In the copy, keep every record exact and leave out all images.

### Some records
◇ ◇ ◇ ◇ ◇ ◇ ◇
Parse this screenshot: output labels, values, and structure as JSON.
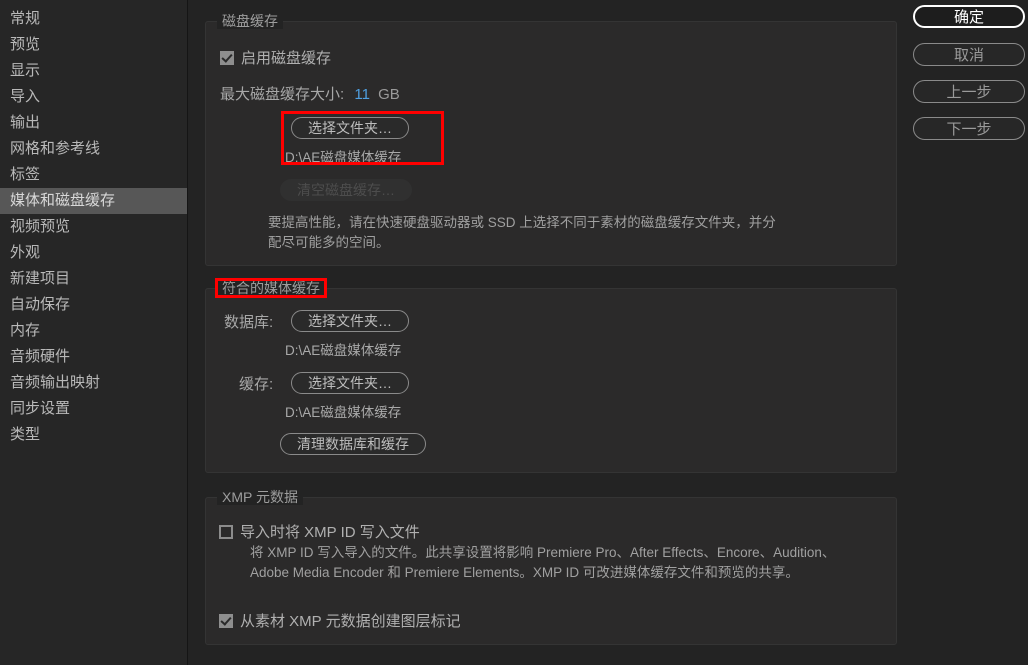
{
  "sidebar": {
    "items": [
      {
        "label": "常规",
        "selected": false
      },
      {
        "label": "预览",
        "selected": false
      },
      {
        "label": "显示",
        "selected": false
      },
      {
        "label": "导入",
        "selected": false
      },
      {
        "label": "输出",
        "selected": false
      },
      {
        "label": "网格和参考线",
        "selected": false
      },
      {
        "label": "标签",
        "selected": false
      },
      {
        "label": "媒体和磁盘缓存",
        "selected": true
      },
      {
        "label": "视频预览",
        "selected": false
      },
      {
        "label": "外观",
        "selected": false
      },
      {
        "label": "新建项目",
        "selected": false
      },
      {
        "label": "自动保存",
        "selected": false
      },
      {
        "label": "内存",
        "selected": false
      },
      {
        "label": "音频硬件",
        "selected": false
      },
      {
        "label": "音频输出映射",
        "selected": false
      },
      {
        "label": "同步设置",
        "selected": false
      },
      {
        "label": "类型",
        "selected": false
      }
    ]
  },
  "disk_cache": {
    "title": "磁盘缓存",
    "enable_label": "启用磁盘缓存",
    "enable_checked": true,
    "max_size_label": "最大磁盘缓存大小:",
    "max_size_value": "11",
    "max_size_unit": "GB",
    "choose_folder_button": "选择文件夹…",
    "folder_path": "D:\\AE磁盘媒体缓存",
    "empty_cache_button": "清空磁盘缓存…",
    "empty_cache_disabled": true,
    "description_line1": "要提高性能，请在快速硬盘驱动器或 SSD 上选择不同于素材的磁盘缓存文件夹，并分",
    "description_line2": "配尽可能多的空间。"
  },
  "media_cache": {
    "title": "符合的媒体缓存",
    "database_label": "数据库:",
    "database_button": "选择文件夹…",
    "database_path": "D:\\AE磁盘媒体缓存",
    "cache_label": "缓存:",
    "cache_button": "选择文件夹…",
    "cache_path": "D:\\AE磁盘媒体缓存",
    "clean_button": "清理数据库和缓存"
  },
  "xmp": {
    "title": "XMP 元数据",
    "write_id_label": "导入时将 XMP ID 写入文件",
    "write_id_checked": false,
    "description_line1": "将 XMP ID 写入导入的文件。此共享设置将影响 Premiere Pro、After Effects、Encore、Audition、",
    "description_line2": "Adobe Media Encoder 和 Premiere Elements。XMP ID 可改进媒体缓存文件和预览的共享。",
    "layer_markers_label": "从素材 XMP 元数据创建图层标记",
    "layer_markers_checked": true
  },
  "actions": {
    "ok": "确定",
    "cancel": "取消",
    "previous": "上一步",
    "next": "下一步"
  },
  "annotations": {
    "accent_color": "#ff0000"
  }
}
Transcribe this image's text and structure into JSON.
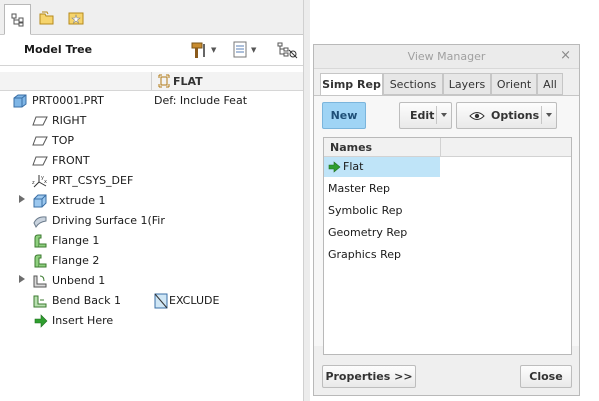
{
  "left_panel": {
    "tabs": [
      "model-tree-tab",
      "folder-browser-tab",
      "favorites-tab"
    ],
    "toolbar": {
      "title": "Model Tree"
    },
    "columns": {
      "flat_label": "FLAT"
    },
    "rows": [
      {
        "label": "PRT0001.PRT",
        "value": "Def: Include Feat",
        "icon": "part-icon",
        "expandable": false
      },
      {
        "label": "RIGHT",
        "value": "",
        "icon": "datum-plane-icon",
        "expandable": false
      },
      {
        "label": "TOP",
        "value": "",
        "icon": "datum-plane-icon",
        "expandable": false
      },
      {
        "label": "FRONT",
        "value": "",
        "icon": "datum-plane-icon",
        "expandable": false
      },
      {
        "label": "PRT_CSYS_DEF",
        "value": "",
        "icon": "csys-icon",
        "expandable": false
      },
      {
        "label": "Extrude 1",
        "value": "",
        "icon": "extrude-icon",
        "expandable": true
      },
      {
        "label": "Driving Surface 1(Fir",
        "value": "",
        "icon": "surface-icon",
        "expandable": false
      },
      {
        "label": "Flange 1",
        "value": "",
        "icon": "flange-icon",
        "expandable": false
      },
      {
        "label": "Flange 2",
        "value": "",
        "icon": "flange-icon",
        "expandable": false
      },
      {
        "label": "Unbend 1",
        "value": "",
        "icon": "unbend-icon",
        "expandable": true
      },
      {
        "label": "Bend Back 1",
        "value": "EXCLUDE",
        "icon": "bend-back-icon",
        "expandable": false
      },
      {
        "label": "Insert Here",
        "value": "",
        "icon": "insert-arrow-icon",
        "expandable": false
      }
    ]
  },
  "view_manager": {
    "title": "View Manager",
    "close": "×",
    "tabs": [
      "Simp Rep",
      "Sections",
      "Layers",
      "Orient",
      "All"
    ],
    "active_tab": "Simp Rep",
    "buttons": {
      "new": "New",
      "edit": "Edit",
      "options": "Options",
      "properties": "Properties >>",
      "close": "Close"
    },
    "names_header": "Names",
    "reps": [
      "Flat",
      "Master Rep",
      "Symbolic Rep",
      "Geometry Rep",
      "Graphics Rep"
    ],
    "selected_rep": "Flat"
  },
  "colors": {
    "accent_blue": "#9fd4f5",
    "selection": "#bfe4f8",
    "green_arrow": "#2f9e2f"
  }
}
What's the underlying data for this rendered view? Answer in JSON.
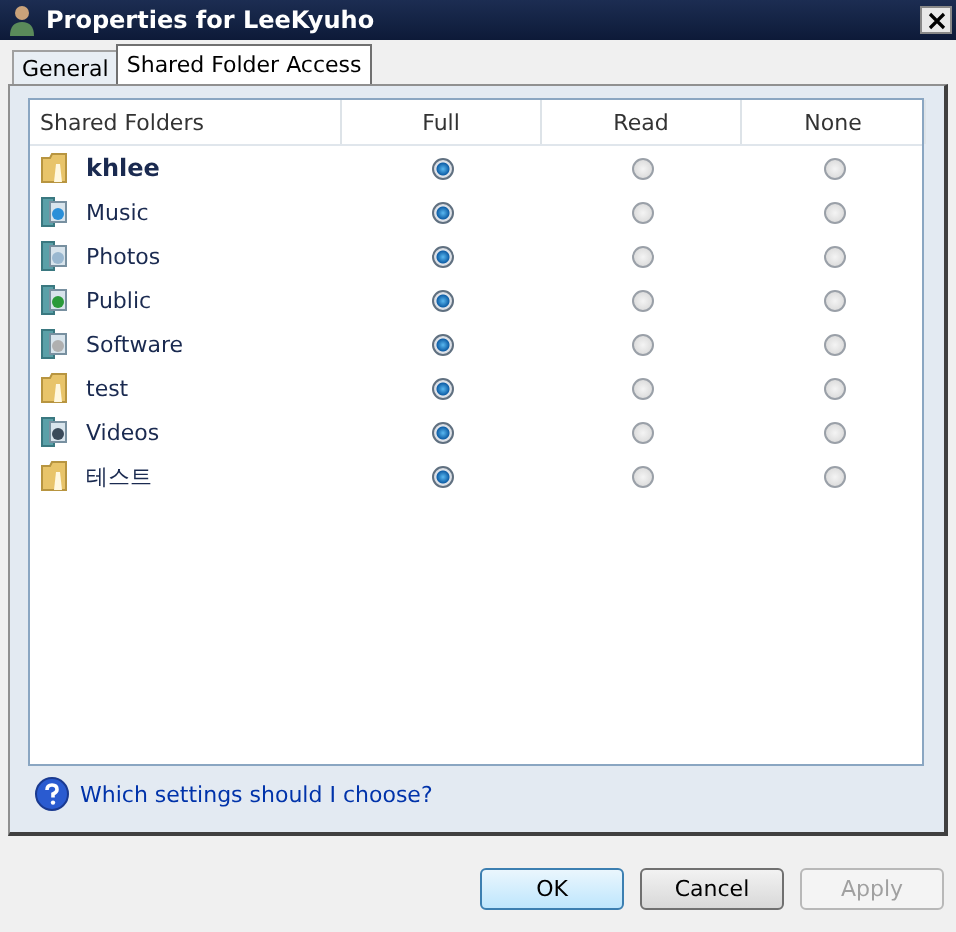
{
  "window": {
    "title": "Properties for LeeKyuho"
  },
  "tabs": [
    {
      "label": "General",
      "selected": false
    },
    {
      "label": "Shared Folder Access",
      "selected": true
    }
  ],
  "table": {
    "columns": [
      "Shared Folders",
      "Full",
      "Read",
      "None"
    ],
    "rows": [
      {
        "name": "khlee",
        "kind": "folder",
        "bold": true,
        "options": [
          {
            "selected": true
          },
          {
            "selected": false
          },
          {
            "selected": false
          }
        ]
      },
      {
        "name": "Music",
        "kind": "music",
        "bold": false,
        "options": [
          {
            "selected": true
          },
          {
            "selected": false
          },
          {
            "selected": false
          }
        ]
      },
      {
        "name": "Photos",
        "kind": "photos",
        "bold": false,
        "options": [
          {
            "selected": true
          },
          {
            "selected": false
          },
          {
            "selected": false
          }
        ]
      },
      {
        "name": "Public",
        "kind": "public",
        "bold": false,
        "options": [
          {
            "selected": true
          },
          {
            "selected": false
          },
          {
            "selected": false
          }
        ]
      },
      {
        "name": "Software",
        "kind": "software",
        "bold": false,
        "options": [
          {
            "selected": true
          },
          {
            "selected": false
          },
          {
            "selected": false
          }
        ]
      },
      {
        "name": "test",
        "kind": "folder",
        "bold": false,
        "options": [
          {
            "selected": true
          },
          {
            "selected": false
          },
          {
            "selected": false
          }
        ]
      },
      {
        "name": "Videos",
        "kind": "videos",
        "bold": false,
        "options": [
          {
            "selected": true
          },
          {
            "selected": false
          },
          {
            "selected": false
          }
        ]
      },
      {
        "name": "테스트",
        "kind": "folder",
        "bold": false,
        "options": [
          {
            "selected": true
          },
          {
            "selected": false
          },
          {
            "selected": false
          }
        ]
      }
    ]
  },
  "help_link": "Which settings should I choose?",
  "buttons": [
    {
      "label": "OK",
      "default": true,
      "disabled": false
    },
    {
      "label": "Cancel",
      "default": false,
      "disabled": false
    },
    {
      "label": "Apply",
      "default": false,
      "disabled": true
    }
  ]
}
◇ ◇ ◇ ◇ ◇ ◇ ◇
### Correct answer
Parse this screenshot: output labels, values, and structure as JSON.
{
  "sidebar": {
    "items": [
      {
        "label": "常规",
        "selected": false
      },
      {
        "label": "预览",
        "selected": false
      },
      {
        "label": "显示",
        "selected": false
      },
      {
        "label": "导入",
        "selected": false
      },
      {
        "label": "输出",
        "selected": false
      },
      {
        "label": "网格和参考线",
        "selected": false
      },
      {
        "label": "标签",
        "selected": false
      },
      {
        "label": "媒体和磁盘缓存",
        "selected": true
      },
      {
        "label": "视频预览",
        "selected": false
      },
      {
        "label": "外观",
        "selected": false
      },
      {
        "label": "新建项目",
        "selected": false
      },
      {
        "label": "自动保存",
        "selected": false
      },
      {
        "label": "内存",
        "selected": false
      },
      {
        "label": "音频硬件",
        "selected": false
      },
      {
        "label": "音频输出映射",
        "selected": false
      },
      {
        "label": "同步设置",
        "selected": false
      },
      {
        "label": "类型",
        "selected": false
      }
    ]
  },
  "disk_cache": {
    "title": "磁盘缓存",
    "enable_label": "启用磁盘缓存",
    "enable_checked": true,
    "max_size_label": "最大磁盘缓存大小:",
    "max_size_value": "11",
    "max_size_unit": "GB",
    "choose_folder_button": "选择文件夹…",
    "folder_path": "D:\\AE磁盘媒体缓存",
    "empty_cache_button": "清空磁盘缓存…",
    "empty_cache_disabled": true,
    "description_line1": "要提高性能，请在快速硬盘驱动器或 SSD 上选择不同于素材的磁盘缓存文件夹，并分",
    "description_line2": "配尽可能多的空间。"
  },
  "media_cache": {
    "title": "符合的媒体缓存",
    "database_label": "数据库:",
    "database_button": "选择文件夹…",
    "database_path": "D:\\AE磁盘媒体缓存",
    "cache_label": "缓存:",
    "cache_button": "选择文件夹…",
    "cache_path": "D:\\AE磁盘媒体缓存",
    "clean_button": "清理数据库和缓存"
  },
  "xmp": {
    "title": "XMP 元数据",
    "write_id_label": "导入时将 XMP ID 写入文件",
    "write_id_checked": false,
    "description_line1": "将 XMP ID 写入导入的文件。此共享设置将影响 Premiere Pro、After Effects、Encore、Audition、",
    "description_line2": "Adobe Media Encoder 和 Premiere Elements。XMP ID 可改进媒体缓存文件和预览的共享。",
    "layer_markers_label": "从素材 XMP 元数据创建图层标记",
    "layer_markers_checked": true
  },
  "actions": {
    "ok": "确定",
    "cancel": "取消",
    "previous": "上一步",
    "next": "下一步"
  },
  "annotations": {
    "accent_color": "#ff0000"
  }
}
Transcribe this image's text and structure into JSON.
{
  "left_panel": {
    "tabs": [
      "model-tree-tab",
      "folder-browser-tab",
      "favorites-tab"
    ],
    "toolbar": {
      "title": "Model Tree"
    },
    "columns": {
      "flat_label": "FLAT"
    },
    "rows": [
      {
        "label": "PRT0001.PRT",
        "value": "Def: Include Feat",
        "icon": "part-icon",
        "expandable": false
      },
      {
        "label": "RIGHT",
        "value": "",
        "icon": "datum-plane-icon",
        "expandable": false
      },
      {
        "label": "TOP",
        "value": "",
        "icon": "datum-plane-icon",
        "expandable": false
      },
      {
        "label": "FRONT",
        "value": "",
        "icon": "datum-plane-icon",
        "expandable": false
      },
      {
        "label": "PRT_CSYS_DEF",
        "value": "",
        "icon": "csys-icon",
        "expandable": false
      },
      {
        "label": "Extrude 1",
        "value": "",
        "icon": "extrude-icon",
        "expandable": true
      },
      {
        "label": "Driving Surface 1(Fir",
        "value": "",
        "icon": "surface-icon",
        "expandable": false
      },
      {
        "label": "Flange 1",
        "value": "",
        "icon": "flange-icon",
        "expandable": false
      },
      {
        "label": "Flange 2",
        "value": "",
        "icon": "flange-icon",
        "expandable": false
      },
      {
        "label": "Unbend 1",
        "value": "",
        "icon": "unbend-icon",
        "expandable": true
      },
      {
        "label": "Bend Back 1",
        "value": "EXCLUDE",
        "icon": "bend-back-icon",
        "expandable": false
      },
      {
        "label": "Insert Here",
        "value": "",
        "icon": "insert-arrow-icon",
        "expandable": false
      }
    ]
  },
  "view_manager": {
    "title": "View Manager",
    "close": "×",
    "tabs": [
      "Simp Rep",
      "Sections",
      "Layers",
      "Orient",
      "All"
    ],
    "active_tab": "Simp Rep",
    "buttons": {
      "new": "New",
      "edit": "Edit",
      "options": "Options",
      "properties": "Properties >>",
      "close": "Close"
    },
    "names_header": "Names",
    "reps": [
      "Flat",
      "Master Rep",
      "Symbolic Rep",
      "Geometry Rep",
      "Graphics Rep"
    ],
    "selected_rep": "Flat"
  },
  "colors": {
    "accent_blue": "#9fd4f5",
    "selection": "#bfe4f8",
    "green_arrow": "#2f9e2f"
  }
}
What's the underlying data for this rendered view? Answer in JSON.
{
  "window": {
    "title": "Properties for LeeKyuho"
  },
  "tabs": [
    {
      "label": "General",
      "selected": false
    },
    {
      "label": "Shared Folder Access",
      "selected": true
    }
  ],
  "table": {
    "columns": [
      "Shared Folders",
      "Full",
      "Read",
      "None"
    ],
    "rows": [
      {
        "name": "khlee",
        "kind": "folder",
        "bold": true,
        "options": [
          {
            "selected": true
          },
          {
            "selected": false
          },
          {
            "selected": false
          }
        ]
      },
      {
        "name": "Music",
        "kind": "music",
        "bold": false,
        "options": [
          {
            "selected": true
          },
          {
            "selected": false
          },
          {
            "selected": false
          }
        ]
      },
      {
        "name": "Photos",
        "kind": "photos",
        "bold": false,
        "options": [
          {
            "selected": true
          },
          {
            "selected": false
          },
          {
            "selected": false
          }
        ]
      },
      {
        "name": "Public",
        "kind": "public",
        "bold": false,
        "options": [
          {
            "selected": true
          },
          {
            "selected": false
          },
          {
            "selected": false
          }
        ]
      },
      {
        "name": "Software",
        "kind": "software",
        "bold": false,
        "options": [
          {
            "selected": true
          },
          {
            "selected": false
          },
          {
            "selected": false
          }
        ]
      },
      {
        "name": "test",
        "kind": "folder",
        "bold": false,
        "options": [
          {
            "selected": true
          },
          {
            "selected": false
          },
          {
            "selected": false
          }
        ]
      },
      {
        "name": "Videos",
        "kind": "videos",
        "bold": false,
        "options": [
          {
            "selected": true
          },
          {
            "selected": false
          },
          {
            "selected": false
          }
        ]
      },
      {
        "name": "테스트",
        "kind": "folder",
        "bold": false,
        "options": [
          {
            "selected": true
          },
          {
            "selected": false
          },
          {
            "selected": false
          }
        ]
      }
    ]
  },
  "help_link": "Which settings should I choose?",
  "buttons": [
    {
      "label": "OK",
      "default": true,
      "disabled": false
    },
    {
      "label": "Cancel",
      "default": false,
      "disabled": false
    },
    {
      "label": "Apply",
      "default": false,
      "disabled": true
    }
  ]
}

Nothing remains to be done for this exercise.